* **WHAT THIS TASK INVOLVES**
Determine the number of lines that contain the word "title", then state that number and nothing more.
━━ RECORDS FOR THIS EXERCISE
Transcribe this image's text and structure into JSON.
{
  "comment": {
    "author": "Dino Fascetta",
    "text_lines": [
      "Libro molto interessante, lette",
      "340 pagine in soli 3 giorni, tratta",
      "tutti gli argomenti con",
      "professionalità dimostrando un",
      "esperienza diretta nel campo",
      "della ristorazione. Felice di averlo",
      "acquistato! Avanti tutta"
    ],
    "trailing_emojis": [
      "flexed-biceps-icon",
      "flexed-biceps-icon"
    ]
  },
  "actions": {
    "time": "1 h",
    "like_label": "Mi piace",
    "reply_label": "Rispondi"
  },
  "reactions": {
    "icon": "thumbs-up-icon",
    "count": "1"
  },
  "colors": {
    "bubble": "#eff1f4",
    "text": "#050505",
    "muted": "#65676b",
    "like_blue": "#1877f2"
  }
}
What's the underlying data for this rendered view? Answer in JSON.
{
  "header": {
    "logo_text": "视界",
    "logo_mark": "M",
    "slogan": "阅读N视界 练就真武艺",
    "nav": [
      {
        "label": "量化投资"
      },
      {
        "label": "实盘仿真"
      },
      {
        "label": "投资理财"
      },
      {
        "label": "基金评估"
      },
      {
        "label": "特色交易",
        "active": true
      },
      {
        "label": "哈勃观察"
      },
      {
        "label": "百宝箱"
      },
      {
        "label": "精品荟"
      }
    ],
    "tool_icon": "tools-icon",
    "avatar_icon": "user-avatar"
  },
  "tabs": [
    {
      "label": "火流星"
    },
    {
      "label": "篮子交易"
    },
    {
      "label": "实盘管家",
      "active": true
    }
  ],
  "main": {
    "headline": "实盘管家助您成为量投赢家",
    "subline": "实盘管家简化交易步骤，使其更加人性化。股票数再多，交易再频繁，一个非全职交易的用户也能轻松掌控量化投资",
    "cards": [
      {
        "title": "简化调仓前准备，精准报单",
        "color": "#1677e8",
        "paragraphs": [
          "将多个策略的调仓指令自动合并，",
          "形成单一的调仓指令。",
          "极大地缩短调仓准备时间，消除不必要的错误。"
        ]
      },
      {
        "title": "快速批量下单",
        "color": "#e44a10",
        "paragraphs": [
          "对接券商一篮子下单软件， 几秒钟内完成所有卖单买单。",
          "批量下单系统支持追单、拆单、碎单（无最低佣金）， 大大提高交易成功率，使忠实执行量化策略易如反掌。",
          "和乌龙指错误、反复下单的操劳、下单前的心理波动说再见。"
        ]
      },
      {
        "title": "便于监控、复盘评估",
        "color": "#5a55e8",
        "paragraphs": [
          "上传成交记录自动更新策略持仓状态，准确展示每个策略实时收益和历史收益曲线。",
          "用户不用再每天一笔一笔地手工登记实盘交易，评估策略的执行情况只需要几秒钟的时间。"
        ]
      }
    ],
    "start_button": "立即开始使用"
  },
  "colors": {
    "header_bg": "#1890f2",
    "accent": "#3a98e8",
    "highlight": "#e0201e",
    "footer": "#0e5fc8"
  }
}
━━━━
* **WORKED SOLUTION**
3